═════ GIVEN RECORDS

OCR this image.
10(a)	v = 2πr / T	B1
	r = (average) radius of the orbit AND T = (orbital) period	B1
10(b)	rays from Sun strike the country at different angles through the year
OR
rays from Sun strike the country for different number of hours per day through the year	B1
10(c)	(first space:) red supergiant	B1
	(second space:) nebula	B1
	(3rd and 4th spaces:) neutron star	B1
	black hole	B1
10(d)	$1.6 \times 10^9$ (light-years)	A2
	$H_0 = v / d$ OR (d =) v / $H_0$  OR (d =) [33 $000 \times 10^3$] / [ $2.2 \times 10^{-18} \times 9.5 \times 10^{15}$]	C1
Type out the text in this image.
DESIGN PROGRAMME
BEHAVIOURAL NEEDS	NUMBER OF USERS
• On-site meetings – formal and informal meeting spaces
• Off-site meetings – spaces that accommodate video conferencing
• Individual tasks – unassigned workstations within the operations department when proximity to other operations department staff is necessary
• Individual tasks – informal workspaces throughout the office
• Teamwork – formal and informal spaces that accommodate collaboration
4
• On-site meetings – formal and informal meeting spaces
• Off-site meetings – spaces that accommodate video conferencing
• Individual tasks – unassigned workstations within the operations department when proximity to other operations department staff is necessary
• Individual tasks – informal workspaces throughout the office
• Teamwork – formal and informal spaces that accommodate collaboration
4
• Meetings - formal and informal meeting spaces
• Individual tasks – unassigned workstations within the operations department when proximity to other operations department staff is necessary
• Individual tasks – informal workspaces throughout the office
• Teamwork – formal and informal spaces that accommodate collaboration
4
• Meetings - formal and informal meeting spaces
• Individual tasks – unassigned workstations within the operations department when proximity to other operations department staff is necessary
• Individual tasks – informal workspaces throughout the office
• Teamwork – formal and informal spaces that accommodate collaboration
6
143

══════════

EXERCISE OBJECTIVE
Go through the material above and count the lines that include "strike". Give the number alone.

SOLUTION TO THE PROBLEM
2